## Work to complete
Each record that follows should be repeated exactly, minus any images.

## Information shown

***

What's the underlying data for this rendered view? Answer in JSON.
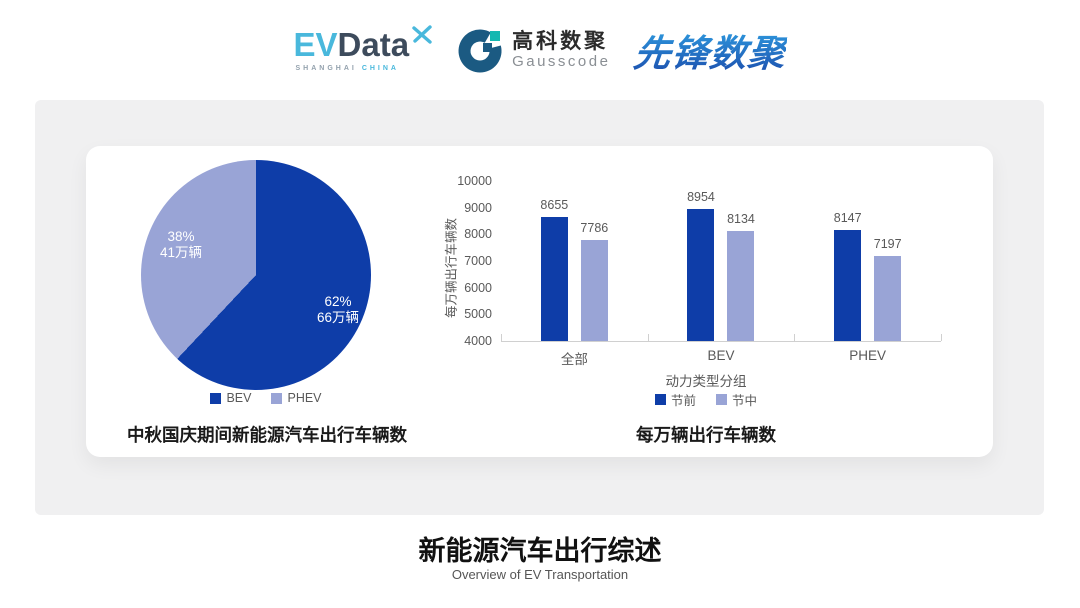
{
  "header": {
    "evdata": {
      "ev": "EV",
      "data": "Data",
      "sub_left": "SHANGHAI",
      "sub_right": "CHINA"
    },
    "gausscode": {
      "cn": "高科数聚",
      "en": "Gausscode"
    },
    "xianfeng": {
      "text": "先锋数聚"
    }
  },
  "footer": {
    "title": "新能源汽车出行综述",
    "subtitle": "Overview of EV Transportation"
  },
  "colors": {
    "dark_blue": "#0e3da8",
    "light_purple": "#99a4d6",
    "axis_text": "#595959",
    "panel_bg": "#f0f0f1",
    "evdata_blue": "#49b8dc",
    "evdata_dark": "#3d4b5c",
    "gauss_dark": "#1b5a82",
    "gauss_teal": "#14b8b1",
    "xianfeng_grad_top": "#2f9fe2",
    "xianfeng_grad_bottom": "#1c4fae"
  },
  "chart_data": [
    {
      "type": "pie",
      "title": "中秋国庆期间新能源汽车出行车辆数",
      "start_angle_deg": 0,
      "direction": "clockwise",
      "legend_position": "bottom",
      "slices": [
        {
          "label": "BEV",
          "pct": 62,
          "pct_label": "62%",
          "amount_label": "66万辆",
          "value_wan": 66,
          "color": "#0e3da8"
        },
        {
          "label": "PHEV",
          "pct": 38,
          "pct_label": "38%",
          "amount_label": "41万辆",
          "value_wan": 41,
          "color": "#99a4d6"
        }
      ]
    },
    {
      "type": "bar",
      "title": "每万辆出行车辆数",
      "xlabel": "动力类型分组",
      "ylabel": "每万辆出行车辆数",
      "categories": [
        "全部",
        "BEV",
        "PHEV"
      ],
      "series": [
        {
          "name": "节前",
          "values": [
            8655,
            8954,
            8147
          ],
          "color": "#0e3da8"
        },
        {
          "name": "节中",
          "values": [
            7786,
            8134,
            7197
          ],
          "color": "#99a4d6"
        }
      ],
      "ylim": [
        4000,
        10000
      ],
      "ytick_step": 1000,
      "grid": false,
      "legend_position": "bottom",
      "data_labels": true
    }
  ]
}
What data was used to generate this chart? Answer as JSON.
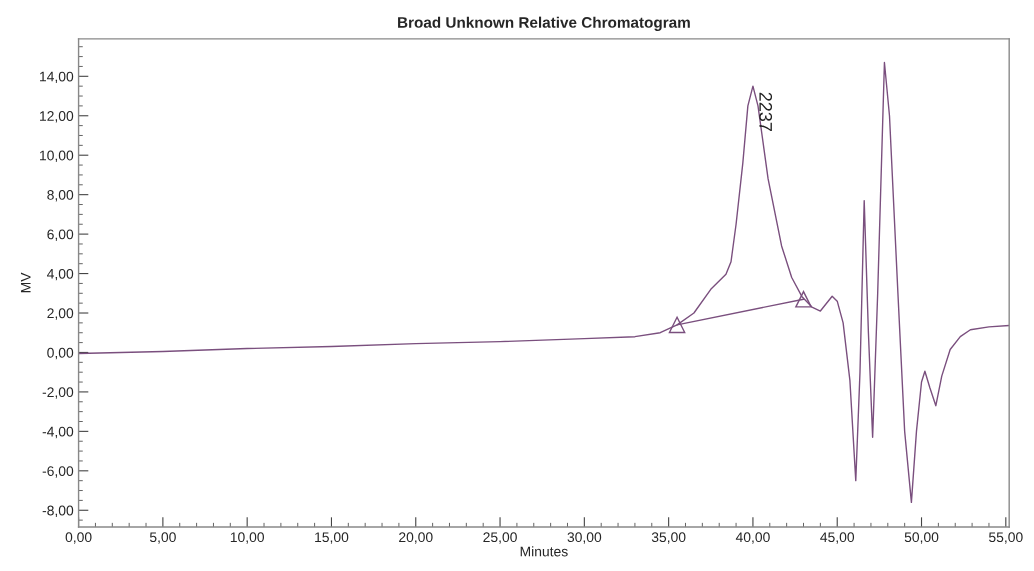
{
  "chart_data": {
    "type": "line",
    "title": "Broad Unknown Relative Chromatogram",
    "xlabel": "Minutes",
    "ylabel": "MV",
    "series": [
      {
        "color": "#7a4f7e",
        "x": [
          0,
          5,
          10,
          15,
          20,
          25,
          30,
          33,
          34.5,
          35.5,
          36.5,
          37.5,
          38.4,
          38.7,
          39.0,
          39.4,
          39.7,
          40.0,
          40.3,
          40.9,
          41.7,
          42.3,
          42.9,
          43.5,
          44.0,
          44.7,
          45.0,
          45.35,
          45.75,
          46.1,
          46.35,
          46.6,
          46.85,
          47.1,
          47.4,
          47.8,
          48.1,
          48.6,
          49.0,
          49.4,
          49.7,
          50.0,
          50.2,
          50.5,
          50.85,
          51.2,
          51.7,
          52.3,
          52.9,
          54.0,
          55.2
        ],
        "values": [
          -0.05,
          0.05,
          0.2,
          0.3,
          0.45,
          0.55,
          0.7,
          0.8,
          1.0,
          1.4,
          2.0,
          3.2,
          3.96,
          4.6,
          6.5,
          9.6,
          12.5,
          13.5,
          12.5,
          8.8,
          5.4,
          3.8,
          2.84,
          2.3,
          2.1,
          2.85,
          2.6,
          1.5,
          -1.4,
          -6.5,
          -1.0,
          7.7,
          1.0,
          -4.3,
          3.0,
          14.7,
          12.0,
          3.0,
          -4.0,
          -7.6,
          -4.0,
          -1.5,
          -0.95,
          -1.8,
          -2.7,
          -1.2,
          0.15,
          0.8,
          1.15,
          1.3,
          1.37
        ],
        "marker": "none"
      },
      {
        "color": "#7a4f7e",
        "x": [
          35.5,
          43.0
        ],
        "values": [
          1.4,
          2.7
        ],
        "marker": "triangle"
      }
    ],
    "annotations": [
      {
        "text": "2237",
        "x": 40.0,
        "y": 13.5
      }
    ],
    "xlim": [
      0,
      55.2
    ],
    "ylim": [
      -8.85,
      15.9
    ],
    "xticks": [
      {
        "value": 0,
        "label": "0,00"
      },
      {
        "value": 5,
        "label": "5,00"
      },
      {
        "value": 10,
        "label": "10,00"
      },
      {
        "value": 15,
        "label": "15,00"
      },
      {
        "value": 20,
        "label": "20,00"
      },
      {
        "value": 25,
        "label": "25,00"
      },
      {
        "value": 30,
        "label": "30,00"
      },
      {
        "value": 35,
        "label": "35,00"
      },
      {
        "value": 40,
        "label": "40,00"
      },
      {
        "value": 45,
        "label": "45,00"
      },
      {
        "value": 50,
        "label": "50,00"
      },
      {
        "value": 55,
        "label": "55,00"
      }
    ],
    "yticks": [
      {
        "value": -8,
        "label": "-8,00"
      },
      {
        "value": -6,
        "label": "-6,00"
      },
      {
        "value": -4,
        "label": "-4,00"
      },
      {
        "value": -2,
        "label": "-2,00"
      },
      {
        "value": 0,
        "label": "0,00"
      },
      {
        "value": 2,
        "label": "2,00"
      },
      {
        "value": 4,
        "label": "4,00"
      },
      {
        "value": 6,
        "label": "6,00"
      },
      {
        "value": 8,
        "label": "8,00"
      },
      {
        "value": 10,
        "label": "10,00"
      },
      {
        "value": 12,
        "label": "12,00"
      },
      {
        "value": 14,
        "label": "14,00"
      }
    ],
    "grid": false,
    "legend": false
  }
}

***

## Task solution
What's the underlying data for this rendered view? Answer in JSON.
{
  "header": {
    "evdata": {
      "ev": "EV",
      "data": "Data",
      "sub_left": "SHANGHAI",
      "sub_right": "CHINA"
    },
    "gausscode": {
      "cn": "高科数聚",
      "en": "Gausscode"
    },
    "xianfeng": {
      "text": "先锋数聚"
    }
  },
  "footer": {
    "title": "新能源汽车出行综述",
    "subtitle": "Overview of EV Transportation"
  },
  "colors": {
    "dark_blue": "#0e3da8",
    "light_purple": "#99a4d6",
    "axis_text": "#595959",
    "panel_bg": "#f0f0f1",
    "evdata_blue": "#49b8dc",
    "evdata_dark": "#3d4b5c",
    "gauss_dark": "#1b5a82",
    "gauss_teal": "#14b8b1",
    "xianfeng_grad_top": "#2f9fe2",
    "xianfeng_grad_bottom": "#1c4fae"
  },
  "chart_data": [
    {
      "type": "pie",
      "title": "中秋国庆期间新能源汽车出行车辆数",
      "start_angle_deg": 0,
      "direction": "clockwise",
      "legend_position": "bottom",
      "slices": [
        {
          "label": "BEV",
          "pct": 62,
          "pct_label": "62%",
          "amount_label": "66万辆",
          "value_wan": 66,
          "color": "#0e3da8"
        },
        {
          "label": "PHEV",
          "pct": 38,
          "pct_label": "38%",
          "amount_label": "41万辆",
          "value_wan": 41,
          "color": "#99a4d6"
        }
      ]
    },
    {
      "type": "bar",
      "title": "每万辆出行车辆数",
      "xlabel": "动力类型分组",
      "ylabel": "每万辆出行车辆数",
      "categories": [
        "全部",
        "BEV",
        "PHEV"
      ],
      "series": [
        {
          "name": "节前",
          "values": [
            8655,
            8954,
            8147
          ],
          "color": "#0e3da8"
        },
        {
          "name": "节中",
          "values": [
            7786,
            8134,
            7197
          ],
          "color": "#99a4d6"
        }
      ],
      "ylim": [
        4000,
        10000
      ],
      "ytick_step": 1000,
      "grid": false,
      "legend_position": "bottom",
      "data_labels": true
    }
  ]
}
What data was used to generate this chart? Answer as JSON.
{
  "chart_data": {
    "type": "line",
    "title": "Broad Unknown Relative Chromatogram",
    "xlabel": "Minutes",
    "ylabel": "MV",
    "series": [
      {
        "color": "#7a4f7e",
        "x": [
          0,
          5,
          10,
          15,
          20,
          25,
          30,
          33,
          34.5,
          35.5,
          36.5,
          37.5,
          38.4,
          38.7,
          39.0,
          39.4,
          39.7,
          40.0,
          40.3,
          40.9,
          41.7,
          42.3,
          42.9,
          43.5,
          44.0,
          44.7,
          45.0,
          45.35,
          45.75,
          46.1,
          46.35,
          46.6,
          46.85,
          47.1,
          47.4,
          47.8,
          48.1,
          48.6,
          49.0,
          49.4,
          49.7,
          50.0,
          50.2,
          50.5,
          50.85,
          51.2,
          51.7,
          52.3,
          52.9,
          54.0,
          55.2
        ],
        "values": [
          -0.05,
          0.05,
          0.2,
          0.3,
          0.45,
          0.55,
          0.7,
          0.8,
          1.0,
          1.4,
          2.0,
          3.2,
          3.96,
          4.6,
          6.5,
          9.6,
          12.5,
          13.5,
          12.5,
          8.8,
          5.4,
          3.8,
          2.84,
          2.3,
          2.1,
          2.85,
          2.6,
          1.5,
          -1.4,
          -6.5,
          -1.0,
          7.7,
          1.0,
          -4.3,
          3.0,
          14.7,
          12.0,
          3.0,
          -4.0,
          -7.6,
          -4.0,
          -1.5,
          -0.95,
          -1.8,
          -2.7,
          -1.2,
          0.15,
          0.8,
          1.15,
          1.3,
          1.37
        ],
        "marker": "none"
      },
      {
        "color": "#7a4f7e",
        "x": [
          35.5,
          43.0
        ],
        "values": [
          1.4,
          2.7
        ],
        "marker": "triangle"
      }
    ],
    "annotations": [
      {
        "text": "2237",
        "x": 40.0,
        "y": 13.5
      }
    ],
    "xlim": [
      0,
      55.2
    ],
    "ylim": [
      -8.85,
      15.9
    ],
    "xticks": [
      {
        "value": 0,
        "label": "0,00"
      },
      {
        "value": 5,
        "label": "5,00"
      },
      {
        "value": 10,
        "label": "10,00"
      },
      {
        "value": 15,
        "label": "15,00"
      },
      {
        "value": 20,
        "label": "20,00"
      },
      {
        "value": 25,
        "label": "25,00"
      },
      {
        "value": 30,
        "label": "30,00"
      },
      {
        "value": 35,
        "label": "35,00"
      },
      {
        "value": 40,
        "label": "40,00"
      },
      {
        "value": 45,
        "label": "45,00"
      },
      {
        "value": 50,
        "label": "50,00"
      },
      {
        "value": 55,
        "label": "55,00"
      }
    ],
    "yticks": [
      {
        "value": -8,
        "label": "-8,00"
      },
      {
        "value": -6,
        "label": "-6,00"
      },
      {
        "value": -4,
        "label": "-4,00"
      },
      {
        "value": -2,
        "label": "-2,00"
      },
      {
        "value": 0,
        "label": "0,00"
      },
      {
        "value": 2,
        "label": "2,00"
      },
      {
        "value": 4,
        "label": "4,00"
      },
      {
        "value": 6,
        "label": "6,00"
      },
      {
        "value": 8,
        "label": "8,00"
      },
      {
        "value": 10,
        "label": "10,00"
      },
      {
        "value": 12,
        "label": "12,00"
      },
      {
        "value": 14,
        "label": "14,00"
      }
    ],
    "grid": false,
    "legend": false
  }
}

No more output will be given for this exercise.